*Given request*. Tally up the lines below that include the word "потребителей". Answer with the number alone.

----- Data shown

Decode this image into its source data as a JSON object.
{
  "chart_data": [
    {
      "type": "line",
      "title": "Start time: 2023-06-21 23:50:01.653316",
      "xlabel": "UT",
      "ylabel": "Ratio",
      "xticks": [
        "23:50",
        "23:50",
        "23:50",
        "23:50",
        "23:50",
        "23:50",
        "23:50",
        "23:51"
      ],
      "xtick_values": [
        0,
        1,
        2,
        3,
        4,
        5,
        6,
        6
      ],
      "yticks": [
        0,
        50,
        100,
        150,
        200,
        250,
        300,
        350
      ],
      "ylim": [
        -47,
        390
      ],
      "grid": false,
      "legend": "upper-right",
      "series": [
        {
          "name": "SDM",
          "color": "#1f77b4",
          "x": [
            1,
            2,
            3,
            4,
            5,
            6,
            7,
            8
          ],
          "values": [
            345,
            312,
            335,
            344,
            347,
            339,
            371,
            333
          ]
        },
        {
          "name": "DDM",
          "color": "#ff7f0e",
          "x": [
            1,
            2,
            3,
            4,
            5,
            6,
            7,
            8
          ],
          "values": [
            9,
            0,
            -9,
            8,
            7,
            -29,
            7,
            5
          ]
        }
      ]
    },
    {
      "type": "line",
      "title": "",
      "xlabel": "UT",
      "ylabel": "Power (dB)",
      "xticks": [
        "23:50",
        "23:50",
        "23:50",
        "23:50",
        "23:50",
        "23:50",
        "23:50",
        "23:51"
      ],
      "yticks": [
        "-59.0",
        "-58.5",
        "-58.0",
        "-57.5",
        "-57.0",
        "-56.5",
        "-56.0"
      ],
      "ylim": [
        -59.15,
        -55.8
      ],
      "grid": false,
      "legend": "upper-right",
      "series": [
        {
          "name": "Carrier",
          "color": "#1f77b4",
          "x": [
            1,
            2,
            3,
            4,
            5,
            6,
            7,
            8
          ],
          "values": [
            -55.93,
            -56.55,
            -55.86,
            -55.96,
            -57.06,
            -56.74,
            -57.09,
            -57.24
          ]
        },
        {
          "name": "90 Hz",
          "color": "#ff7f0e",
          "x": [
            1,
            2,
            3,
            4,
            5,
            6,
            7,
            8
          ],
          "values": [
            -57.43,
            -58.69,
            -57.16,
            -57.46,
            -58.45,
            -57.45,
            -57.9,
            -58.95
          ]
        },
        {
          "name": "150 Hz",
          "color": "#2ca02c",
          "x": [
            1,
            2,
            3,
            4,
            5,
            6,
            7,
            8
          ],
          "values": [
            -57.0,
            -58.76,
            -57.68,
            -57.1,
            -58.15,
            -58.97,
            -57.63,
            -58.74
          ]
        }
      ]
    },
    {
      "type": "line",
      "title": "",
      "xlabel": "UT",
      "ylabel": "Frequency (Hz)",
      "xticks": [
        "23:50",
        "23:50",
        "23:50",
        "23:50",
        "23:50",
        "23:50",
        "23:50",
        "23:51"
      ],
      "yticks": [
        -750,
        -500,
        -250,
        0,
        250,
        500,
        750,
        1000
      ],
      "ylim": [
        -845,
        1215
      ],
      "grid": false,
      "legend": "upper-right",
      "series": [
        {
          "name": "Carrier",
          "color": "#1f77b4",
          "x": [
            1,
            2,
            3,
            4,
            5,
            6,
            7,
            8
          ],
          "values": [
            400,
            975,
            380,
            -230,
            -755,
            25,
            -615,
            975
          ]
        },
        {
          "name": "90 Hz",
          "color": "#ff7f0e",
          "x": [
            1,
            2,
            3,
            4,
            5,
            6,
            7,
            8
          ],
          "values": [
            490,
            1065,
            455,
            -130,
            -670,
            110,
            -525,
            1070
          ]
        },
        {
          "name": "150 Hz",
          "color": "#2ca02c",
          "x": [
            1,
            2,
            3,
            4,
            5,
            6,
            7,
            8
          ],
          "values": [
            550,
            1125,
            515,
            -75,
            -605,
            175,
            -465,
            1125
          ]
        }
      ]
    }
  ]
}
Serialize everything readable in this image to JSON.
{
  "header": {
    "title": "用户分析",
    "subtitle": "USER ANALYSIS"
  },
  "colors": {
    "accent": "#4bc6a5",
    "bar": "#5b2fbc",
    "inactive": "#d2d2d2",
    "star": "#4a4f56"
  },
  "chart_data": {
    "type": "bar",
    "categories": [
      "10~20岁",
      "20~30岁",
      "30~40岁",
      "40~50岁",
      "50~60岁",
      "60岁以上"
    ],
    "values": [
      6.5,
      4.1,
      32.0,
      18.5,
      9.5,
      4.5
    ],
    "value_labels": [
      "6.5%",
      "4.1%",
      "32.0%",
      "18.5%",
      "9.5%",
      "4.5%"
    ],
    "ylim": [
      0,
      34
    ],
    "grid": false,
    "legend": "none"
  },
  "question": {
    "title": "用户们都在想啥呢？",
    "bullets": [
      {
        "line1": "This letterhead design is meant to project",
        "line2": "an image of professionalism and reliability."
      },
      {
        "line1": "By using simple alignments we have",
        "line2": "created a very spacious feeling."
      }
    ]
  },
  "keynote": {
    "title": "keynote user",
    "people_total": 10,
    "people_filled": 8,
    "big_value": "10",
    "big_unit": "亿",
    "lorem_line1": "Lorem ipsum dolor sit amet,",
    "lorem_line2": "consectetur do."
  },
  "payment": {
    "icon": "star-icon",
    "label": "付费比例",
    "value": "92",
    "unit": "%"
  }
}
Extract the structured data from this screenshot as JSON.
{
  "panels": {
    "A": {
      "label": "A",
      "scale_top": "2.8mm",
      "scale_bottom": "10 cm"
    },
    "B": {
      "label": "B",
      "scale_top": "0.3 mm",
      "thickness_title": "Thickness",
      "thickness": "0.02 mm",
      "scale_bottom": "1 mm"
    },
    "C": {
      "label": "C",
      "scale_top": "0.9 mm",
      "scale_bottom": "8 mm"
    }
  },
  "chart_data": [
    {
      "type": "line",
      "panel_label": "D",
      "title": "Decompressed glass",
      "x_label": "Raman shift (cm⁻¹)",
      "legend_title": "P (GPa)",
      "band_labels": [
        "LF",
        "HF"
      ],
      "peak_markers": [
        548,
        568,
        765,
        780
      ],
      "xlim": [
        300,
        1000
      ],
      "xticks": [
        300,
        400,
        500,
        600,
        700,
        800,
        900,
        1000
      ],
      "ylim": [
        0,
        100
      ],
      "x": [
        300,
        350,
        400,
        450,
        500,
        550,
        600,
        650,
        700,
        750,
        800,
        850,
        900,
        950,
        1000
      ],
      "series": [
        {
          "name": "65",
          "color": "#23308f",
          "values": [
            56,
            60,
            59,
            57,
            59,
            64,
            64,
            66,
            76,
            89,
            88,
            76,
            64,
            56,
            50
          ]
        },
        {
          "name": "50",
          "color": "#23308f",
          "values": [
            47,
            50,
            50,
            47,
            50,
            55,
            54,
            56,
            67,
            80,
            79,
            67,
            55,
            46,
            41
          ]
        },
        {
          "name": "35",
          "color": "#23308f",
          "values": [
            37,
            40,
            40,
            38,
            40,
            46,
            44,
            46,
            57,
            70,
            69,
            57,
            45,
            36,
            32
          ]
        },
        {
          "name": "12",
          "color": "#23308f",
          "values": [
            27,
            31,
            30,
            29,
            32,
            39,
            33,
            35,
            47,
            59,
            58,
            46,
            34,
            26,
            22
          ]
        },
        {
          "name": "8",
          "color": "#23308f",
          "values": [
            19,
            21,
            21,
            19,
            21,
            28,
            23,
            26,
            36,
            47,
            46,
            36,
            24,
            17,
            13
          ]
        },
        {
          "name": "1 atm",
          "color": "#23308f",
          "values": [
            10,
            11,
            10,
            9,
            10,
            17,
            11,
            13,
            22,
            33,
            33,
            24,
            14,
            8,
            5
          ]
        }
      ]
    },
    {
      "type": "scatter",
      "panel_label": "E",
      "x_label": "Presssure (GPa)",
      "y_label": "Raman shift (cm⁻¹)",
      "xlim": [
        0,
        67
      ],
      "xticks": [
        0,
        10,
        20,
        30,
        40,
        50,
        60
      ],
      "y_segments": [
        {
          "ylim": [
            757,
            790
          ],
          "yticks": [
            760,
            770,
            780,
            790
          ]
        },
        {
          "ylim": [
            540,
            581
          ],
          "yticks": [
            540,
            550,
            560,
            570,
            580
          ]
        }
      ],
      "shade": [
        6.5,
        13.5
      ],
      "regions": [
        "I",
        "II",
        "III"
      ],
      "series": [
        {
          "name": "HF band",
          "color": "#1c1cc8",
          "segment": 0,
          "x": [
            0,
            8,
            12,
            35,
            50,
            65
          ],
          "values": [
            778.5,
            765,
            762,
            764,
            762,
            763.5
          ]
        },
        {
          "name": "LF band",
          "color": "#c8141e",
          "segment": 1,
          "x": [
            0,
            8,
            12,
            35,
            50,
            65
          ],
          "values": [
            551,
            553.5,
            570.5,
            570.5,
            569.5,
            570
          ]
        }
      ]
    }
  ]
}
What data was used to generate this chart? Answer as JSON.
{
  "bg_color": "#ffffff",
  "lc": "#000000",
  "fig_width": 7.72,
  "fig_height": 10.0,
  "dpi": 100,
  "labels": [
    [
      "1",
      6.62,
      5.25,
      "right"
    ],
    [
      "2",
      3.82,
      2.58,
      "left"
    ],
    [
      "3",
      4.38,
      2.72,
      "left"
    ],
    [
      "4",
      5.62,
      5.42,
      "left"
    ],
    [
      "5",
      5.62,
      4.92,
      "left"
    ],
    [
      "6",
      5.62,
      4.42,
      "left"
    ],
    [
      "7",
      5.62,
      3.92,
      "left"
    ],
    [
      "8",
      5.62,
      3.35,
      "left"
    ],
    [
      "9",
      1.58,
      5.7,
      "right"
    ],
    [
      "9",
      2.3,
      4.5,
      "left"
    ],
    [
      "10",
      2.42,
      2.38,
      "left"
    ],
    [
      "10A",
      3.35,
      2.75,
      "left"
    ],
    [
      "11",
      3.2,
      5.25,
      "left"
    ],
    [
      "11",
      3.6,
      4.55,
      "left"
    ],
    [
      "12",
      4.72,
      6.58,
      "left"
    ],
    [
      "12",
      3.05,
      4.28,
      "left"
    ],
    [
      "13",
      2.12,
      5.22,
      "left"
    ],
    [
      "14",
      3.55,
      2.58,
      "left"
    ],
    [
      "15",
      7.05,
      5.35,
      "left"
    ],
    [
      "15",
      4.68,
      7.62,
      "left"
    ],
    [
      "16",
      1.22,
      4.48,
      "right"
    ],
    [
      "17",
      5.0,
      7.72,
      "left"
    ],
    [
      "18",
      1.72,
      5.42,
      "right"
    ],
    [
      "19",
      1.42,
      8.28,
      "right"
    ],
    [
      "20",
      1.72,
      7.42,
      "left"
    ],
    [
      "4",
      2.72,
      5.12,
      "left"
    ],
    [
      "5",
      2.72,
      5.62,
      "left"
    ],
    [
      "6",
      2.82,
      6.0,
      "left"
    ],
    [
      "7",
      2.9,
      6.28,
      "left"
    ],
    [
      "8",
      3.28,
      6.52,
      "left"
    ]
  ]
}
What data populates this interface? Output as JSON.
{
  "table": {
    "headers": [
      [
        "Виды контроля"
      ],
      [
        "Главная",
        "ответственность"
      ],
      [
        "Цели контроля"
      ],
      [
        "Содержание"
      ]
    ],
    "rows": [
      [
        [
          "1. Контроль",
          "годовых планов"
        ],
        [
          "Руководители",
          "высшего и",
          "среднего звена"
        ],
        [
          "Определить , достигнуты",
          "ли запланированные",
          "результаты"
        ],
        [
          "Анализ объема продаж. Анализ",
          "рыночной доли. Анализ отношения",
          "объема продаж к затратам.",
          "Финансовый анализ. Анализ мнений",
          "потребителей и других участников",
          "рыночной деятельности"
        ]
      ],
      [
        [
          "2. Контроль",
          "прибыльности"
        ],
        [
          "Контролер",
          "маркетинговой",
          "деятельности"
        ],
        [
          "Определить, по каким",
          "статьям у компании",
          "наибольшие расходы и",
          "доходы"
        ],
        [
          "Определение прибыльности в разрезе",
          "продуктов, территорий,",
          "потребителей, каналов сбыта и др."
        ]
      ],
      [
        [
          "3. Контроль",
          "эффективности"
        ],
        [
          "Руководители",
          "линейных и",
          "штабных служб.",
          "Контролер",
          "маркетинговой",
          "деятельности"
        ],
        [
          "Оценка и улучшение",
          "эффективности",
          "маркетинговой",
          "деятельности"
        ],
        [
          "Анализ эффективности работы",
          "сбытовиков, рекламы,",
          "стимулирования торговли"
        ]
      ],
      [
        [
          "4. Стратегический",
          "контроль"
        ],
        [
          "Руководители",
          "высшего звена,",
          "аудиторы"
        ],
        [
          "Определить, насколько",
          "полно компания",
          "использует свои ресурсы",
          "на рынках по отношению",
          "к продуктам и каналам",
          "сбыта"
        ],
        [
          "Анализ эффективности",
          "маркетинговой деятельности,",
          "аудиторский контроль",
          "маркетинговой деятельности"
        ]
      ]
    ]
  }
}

----------

*The completed task*. 2